### [EXERCISE AIM]
Gather all lines with the word "plants" in them.

### [SOURCE MATERIAL]

[BEGIN]

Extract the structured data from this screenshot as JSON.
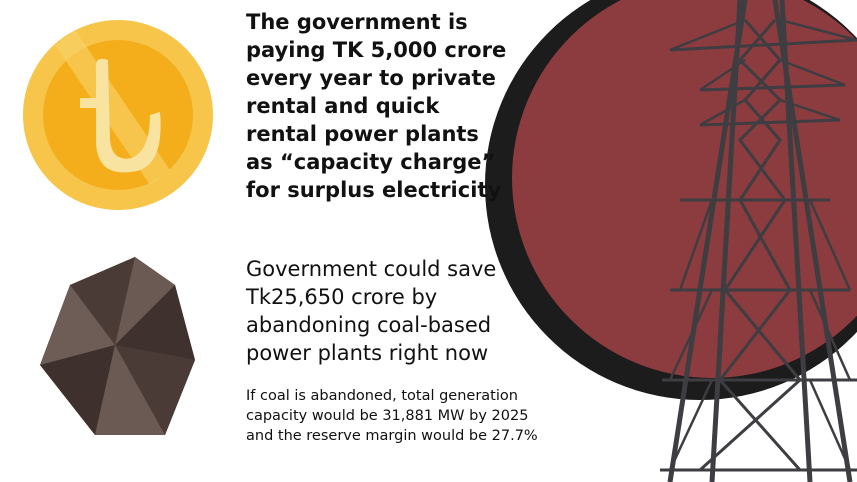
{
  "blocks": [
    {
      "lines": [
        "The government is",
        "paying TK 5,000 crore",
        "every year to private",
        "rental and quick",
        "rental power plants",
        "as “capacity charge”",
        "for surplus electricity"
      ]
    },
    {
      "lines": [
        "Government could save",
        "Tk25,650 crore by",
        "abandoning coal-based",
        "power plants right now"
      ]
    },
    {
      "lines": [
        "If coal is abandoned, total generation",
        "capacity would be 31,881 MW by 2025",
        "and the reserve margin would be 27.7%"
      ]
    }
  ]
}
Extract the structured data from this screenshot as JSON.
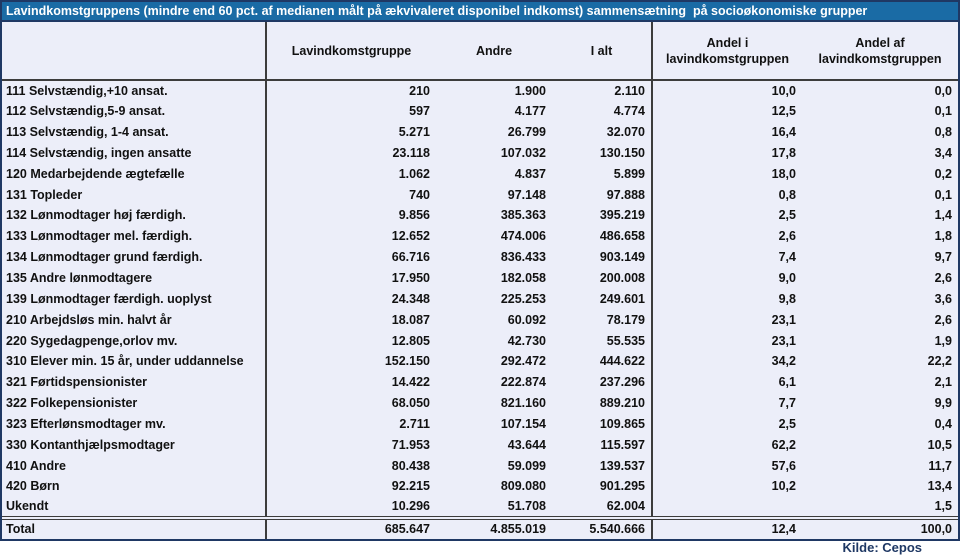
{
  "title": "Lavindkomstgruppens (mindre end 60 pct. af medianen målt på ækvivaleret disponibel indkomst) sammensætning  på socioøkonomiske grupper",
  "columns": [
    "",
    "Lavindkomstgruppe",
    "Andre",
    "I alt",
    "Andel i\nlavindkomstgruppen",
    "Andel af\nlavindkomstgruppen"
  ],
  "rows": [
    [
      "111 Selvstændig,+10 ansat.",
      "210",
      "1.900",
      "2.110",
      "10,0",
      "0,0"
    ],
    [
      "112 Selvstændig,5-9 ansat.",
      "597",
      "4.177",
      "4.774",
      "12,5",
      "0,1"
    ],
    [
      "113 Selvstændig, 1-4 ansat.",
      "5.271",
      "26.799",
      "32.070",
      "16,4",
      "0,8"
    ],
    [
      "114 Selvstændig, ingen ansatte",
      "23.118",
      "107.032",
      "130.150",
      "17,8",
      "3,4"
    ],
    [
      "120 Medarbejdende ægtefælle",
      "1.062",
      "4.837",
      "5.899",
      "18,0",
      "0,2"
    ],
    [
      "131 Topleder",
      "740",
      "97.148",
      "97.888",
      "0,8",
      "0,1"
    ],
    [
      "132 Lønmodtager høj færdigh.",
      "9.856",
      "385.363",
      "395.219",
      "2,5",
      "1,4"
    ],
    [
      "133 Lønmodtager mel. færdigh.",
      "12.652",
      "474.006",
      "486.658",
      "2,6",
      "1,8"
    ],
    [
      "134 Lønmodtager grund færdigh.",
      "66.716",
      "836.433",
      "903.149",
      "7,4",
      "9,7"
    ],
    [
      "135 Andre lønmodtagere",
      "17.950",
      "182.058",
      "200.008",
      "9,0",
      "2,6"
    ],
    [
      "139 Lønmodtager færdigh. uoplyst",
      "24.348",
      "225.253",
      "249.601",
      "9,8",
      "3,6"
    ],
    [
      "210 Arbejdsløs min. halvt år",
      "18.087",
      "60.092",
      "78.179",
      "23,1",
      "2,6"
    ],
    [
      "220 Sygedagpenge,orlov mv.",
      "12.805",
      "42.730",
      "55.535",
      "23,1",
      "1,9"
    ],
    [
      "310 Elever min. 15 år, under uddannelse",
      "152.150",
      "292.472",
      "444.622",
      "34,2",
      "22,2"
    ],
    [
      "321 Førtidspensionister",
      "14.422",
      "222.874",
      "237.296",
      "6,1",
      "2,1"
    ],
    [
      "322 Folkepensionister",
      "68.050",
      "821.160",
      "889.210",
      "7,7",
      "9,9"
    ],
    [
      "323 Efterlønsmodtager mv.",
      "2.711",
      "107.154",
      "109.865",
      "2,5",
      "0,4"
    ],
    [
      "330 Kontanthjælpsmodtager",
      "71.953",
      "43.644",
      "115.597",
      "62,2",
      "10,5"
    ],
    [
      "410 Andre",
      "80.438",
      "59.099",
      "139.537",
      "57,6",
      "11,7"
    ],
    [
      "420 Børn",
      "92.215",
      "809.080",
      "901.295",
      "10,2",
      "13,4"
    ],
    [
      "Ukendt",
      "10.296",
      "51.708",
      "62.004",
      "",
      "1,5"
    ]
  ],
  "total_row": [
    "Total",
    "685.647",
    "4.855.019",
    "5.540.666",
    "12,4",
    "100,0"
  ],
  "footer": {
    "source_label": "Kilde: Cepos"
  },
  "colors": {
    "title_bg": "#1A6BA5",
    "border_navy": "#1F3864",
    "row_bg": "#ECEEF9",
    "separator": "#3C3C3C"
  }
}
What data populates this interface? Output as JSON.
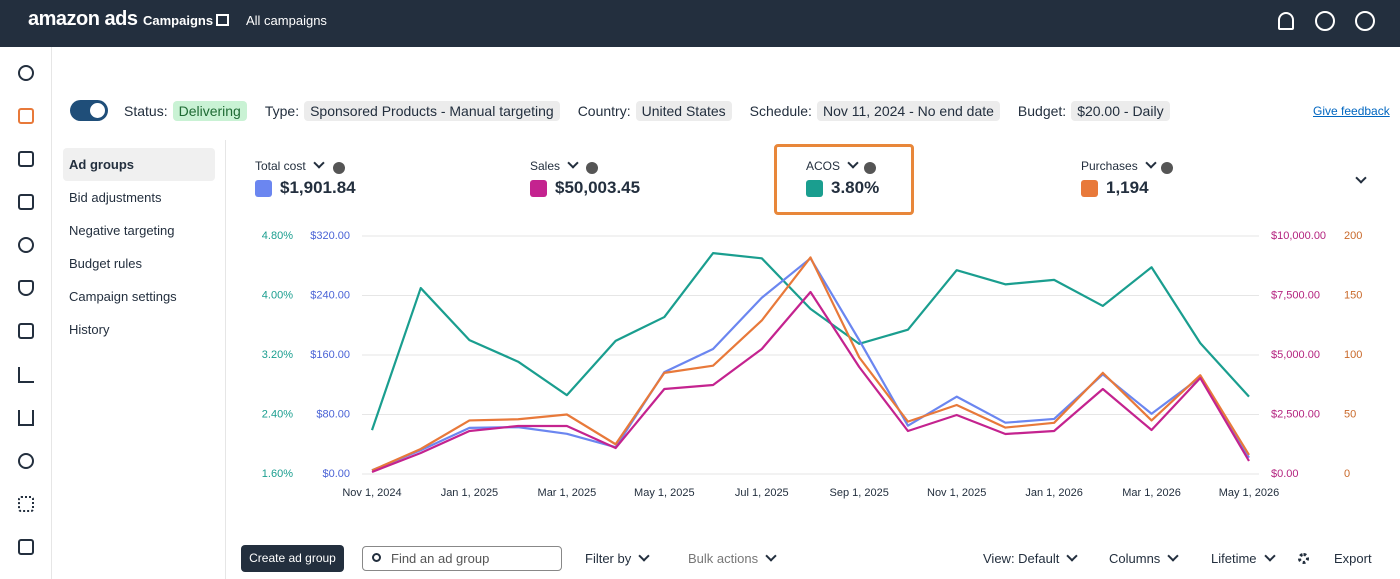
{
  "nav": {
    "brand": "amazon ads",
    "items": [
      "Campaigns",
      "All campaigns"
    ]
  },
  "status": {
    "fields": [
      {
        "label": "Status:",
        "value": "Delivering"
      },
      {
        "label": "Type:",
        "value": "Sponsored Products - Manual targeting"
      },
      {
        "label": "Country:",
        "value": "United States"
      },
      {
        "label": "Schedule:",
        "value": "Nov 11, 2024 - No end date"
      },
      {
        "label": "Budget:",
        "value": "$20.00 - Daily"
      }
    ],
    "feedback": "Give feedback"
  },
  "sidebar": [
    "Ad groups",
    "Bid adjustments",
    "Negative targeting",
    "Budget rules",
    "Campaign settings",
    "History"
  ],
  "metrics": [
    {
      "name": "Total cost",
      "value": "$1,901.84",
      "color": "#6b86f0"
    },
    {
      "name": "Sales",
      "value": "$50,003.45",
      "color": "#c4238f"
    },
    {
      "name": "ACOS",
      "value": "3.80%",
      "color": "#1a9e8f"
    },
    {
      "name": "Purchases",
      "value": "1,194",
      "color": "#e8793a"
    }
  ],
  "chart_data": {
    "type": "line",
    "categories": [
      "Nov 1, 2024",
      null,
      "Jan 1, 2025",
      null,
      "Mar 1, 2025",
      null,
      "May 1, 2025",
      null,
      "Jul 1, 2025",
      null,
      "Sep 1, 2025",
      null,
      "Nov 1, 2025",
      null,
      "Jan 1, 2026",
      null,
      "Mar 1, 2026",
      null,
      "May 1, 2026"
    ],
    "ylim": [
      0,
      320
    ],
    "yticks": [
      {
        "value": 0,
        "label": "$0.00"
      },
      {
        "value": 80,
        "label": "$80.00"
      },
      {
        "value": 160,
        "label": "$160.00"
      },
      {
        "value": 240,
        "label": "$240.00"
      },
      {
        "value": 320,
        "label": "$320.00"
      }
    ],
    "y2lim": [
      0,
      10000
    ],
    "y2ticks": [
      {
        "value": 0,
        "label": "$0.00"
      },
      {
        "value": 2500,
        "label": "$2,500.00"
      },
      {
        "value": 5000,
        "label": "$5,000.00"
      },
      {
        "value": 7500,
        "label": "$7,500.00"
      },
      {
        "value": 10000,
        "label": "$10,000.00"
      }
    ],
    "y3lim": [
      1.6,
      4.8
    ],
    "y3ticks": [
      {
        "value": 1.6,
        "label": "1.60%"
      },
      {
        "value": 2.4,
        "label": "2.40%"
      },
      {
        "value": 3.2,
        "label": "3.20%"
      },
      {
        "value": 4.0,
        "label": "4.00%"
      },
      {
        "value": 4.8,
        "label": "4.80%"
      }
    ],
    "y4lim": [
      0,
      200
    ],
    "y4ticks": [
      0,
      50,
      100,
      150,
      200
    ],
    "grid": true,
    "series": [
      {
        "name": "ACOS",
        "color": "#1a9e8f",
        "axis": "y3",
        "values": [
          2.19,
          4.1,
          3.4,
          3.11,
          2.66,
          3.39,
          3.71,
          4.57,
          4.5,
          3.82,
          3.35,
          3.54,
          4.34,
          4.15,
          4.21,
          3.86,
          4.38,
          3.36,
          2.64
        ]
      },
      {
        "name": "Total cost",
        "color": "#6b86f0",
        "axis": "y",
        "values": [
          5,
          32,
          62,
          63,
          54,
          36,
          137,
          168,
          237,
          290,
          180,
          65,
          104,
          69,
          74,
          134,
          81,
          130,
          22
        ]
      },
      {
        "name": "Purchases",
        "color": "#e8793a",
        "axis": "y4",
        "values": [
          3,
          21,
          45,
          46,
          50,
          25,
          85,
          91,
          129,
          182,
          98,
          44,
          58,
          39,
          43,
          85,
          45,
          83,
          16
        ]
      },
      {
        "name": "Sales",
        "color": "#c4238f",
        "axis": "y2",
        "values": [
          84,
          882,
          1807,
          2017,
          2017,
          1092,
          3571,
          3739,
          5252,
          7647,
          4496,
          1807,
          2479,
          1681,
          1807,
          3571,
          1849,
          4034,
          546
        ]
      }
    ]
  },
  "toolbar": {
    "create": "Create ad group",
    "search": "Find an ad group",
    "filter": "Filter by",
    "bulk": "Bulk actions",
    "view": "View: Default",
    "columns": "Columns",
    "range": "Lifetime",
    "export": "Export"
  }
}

[END]
[BEGIN]

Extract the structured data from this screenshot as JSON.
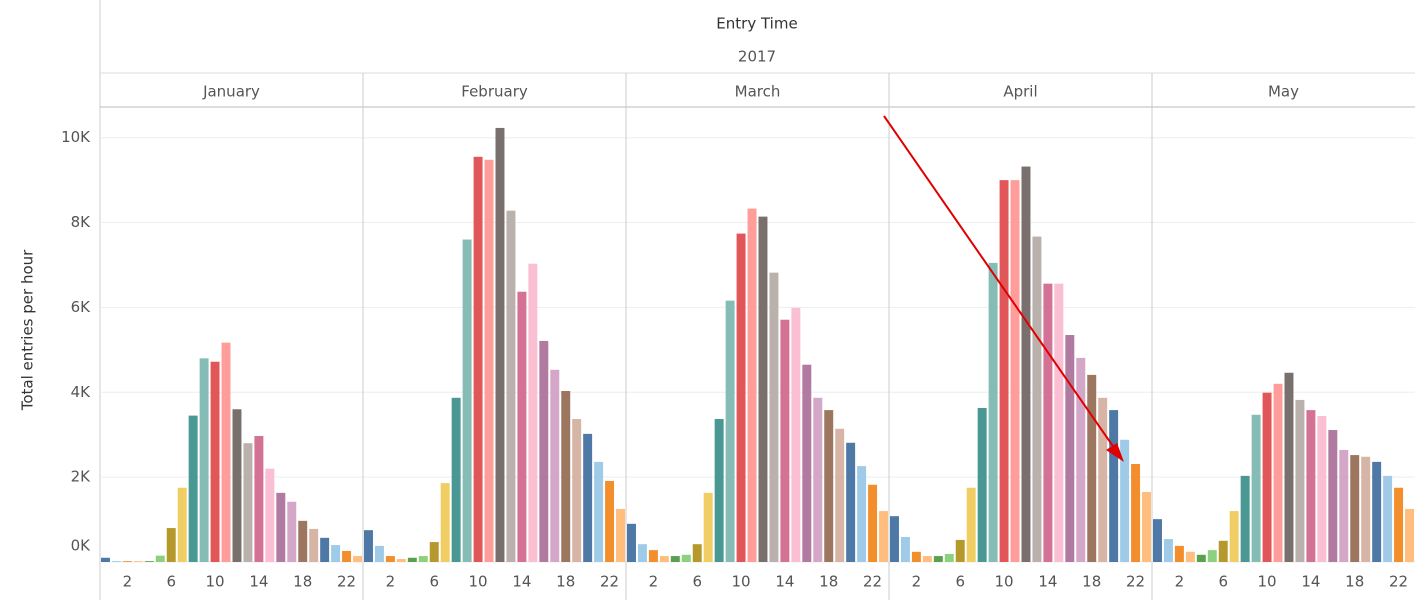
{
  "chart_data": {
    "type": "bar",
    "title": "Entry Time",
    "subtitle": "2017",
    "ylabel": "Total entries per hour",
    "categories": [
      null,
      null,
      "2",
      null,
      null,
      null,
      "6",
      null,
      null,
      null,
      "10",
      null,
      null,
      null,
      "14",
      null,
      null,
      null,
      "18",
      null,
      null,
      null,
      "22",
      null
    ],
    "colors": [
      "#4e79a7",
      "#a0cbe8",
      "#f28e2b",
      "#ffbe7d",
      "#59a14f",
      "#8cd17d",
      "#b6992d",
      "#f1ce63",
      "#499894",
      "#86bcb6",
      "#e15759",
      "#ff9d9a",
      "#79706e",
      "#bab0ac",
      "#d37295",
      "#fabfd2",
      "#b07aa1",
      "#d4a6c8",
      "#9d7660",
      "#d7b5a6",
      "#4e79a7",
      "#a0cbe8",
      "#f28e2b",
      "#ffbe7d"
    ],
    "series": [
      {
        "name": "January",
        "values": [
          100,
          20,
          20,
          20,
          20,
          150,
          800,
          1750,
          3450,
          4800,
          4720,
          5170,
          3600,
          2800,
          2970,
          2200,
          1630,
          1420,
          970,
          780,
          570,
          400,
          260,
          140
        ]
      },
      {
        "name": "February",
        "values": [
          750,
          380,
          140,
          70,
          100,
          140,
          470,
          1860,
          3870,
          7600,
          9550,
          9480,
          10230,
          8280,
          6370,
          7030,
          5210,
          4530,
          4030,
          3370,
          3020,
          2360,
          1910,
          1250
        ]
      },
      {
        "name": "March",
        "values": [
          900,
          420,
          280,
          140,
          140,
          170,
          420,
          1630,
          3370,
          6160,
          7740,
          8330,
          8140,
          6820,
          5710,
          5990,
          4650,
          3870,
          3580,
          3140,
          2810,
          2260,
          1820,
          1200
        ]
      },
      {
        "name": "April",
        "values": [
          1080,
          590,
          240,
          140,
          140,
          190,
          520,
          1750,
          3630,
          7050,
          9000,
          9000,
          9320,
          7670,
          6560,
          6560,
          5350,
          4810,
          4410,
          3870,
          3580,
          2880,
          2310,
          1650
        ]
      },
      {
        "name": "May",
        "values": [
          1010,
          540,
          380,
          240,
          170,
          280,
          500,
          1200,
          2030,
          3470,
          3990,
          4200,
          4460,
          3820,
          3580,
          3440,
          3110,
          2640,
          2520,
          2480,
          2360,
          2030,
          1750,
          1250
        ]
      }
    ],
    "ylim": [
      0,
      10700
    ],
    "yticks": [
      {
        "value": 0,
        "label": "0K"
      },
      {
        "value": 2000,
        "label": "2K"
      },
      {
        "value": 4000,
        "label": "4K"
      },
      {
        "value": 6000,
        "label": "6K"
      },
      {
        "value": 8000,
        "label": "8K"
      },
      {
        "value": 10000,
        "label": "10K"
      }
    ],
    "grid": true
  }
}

[END]
[BEGIN]

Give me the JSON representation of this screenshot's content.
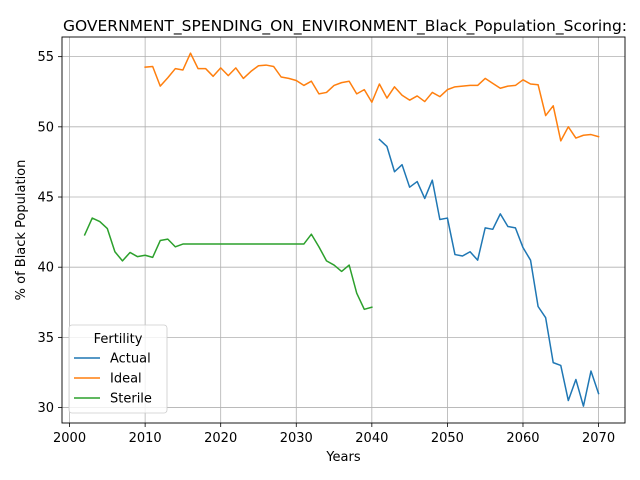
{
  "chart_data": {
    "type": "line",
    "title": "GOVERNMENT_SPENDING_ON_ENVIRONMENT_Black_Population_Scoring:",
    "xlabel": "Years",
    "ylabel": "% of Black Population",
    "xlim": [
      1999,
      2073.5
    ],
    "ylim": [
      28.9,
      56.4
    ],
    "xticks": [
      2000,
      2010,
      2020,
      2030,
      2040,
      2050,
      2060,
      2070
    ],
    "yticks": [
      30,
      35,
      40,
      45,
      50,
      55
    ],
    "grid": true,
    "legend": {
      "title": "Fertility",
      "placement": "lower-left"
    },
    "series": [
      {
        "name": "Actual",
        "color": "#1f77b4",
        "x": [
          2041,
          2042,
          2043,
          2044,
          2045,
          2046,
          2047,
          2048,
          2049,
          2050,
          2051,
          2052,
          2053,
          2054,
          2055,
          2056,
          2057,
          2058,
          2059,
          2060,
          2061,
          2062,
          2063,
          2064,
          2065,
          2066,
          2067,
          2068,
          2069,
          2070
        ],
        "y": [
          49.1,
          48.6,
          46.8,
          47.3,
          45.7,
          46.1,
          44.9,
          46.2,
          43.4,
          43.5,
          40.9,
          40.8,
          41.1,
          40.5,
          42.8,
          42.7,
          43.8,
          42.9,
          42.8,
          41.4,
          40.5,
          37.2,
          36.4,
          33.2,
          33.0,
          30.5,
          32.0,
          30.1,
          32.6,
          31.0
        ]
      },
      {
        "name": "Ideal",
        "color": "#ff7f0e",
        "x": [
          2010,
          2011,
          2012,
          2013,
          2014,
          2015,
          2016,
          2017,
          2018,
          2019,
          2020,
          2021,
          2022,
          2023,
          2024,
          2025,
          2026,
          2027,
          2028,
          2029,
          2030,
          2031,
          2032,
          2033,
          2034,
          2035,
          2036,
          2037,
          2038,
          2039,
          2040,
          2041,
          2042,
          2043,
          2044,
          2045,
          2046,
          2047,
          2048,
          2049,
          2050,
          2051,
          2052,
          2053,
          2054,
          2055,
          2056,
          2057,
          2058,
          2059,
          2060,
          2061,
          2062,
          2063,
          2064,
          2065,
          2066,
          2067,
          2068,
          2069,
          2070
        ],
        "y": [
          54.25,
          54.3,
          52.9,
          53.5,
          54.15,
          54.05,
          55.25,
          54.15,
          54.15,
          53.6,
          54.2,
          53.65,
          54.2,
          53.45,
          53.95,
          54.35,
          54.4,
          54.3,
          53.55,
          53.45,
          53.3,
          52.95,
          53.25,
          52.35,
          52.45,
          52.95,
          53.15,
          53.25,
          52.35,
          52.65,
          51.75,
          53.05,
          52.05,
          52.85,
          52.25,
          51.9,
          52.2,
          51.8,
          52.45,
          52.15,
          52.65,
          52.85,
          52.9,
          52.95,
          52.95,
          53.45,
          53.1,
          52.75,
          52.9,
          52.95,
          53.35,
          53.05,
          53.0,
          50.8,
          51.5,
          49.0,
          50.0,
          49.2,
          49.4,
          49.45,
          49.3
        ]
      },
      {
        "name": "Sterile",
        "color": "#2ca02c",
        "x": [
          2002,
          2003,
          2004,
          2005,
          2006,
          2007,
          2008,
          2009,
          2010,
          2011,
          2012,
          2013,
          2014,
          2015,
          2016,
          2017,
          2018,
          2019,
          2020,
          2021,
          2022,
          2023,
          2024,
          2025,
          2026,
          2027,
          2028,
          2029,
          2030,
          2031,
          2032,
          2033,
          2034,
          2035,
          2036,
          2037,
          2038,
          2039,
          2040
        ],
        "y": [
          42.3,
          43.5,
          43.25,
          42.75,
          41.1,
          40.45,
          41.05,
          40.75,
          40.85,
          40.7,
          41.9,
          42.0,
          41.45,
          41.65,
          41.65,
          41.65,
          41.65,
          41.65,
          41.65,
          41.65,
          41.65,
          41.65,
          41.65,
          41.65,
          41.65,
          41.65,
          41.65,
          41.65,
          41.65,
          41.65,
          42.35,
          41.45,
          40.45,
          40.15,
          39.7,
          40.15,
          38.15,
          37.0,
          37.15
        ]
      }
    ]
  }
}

[END]

### [TASK ANSWER]
        "rental power plants",
        "power plants right now"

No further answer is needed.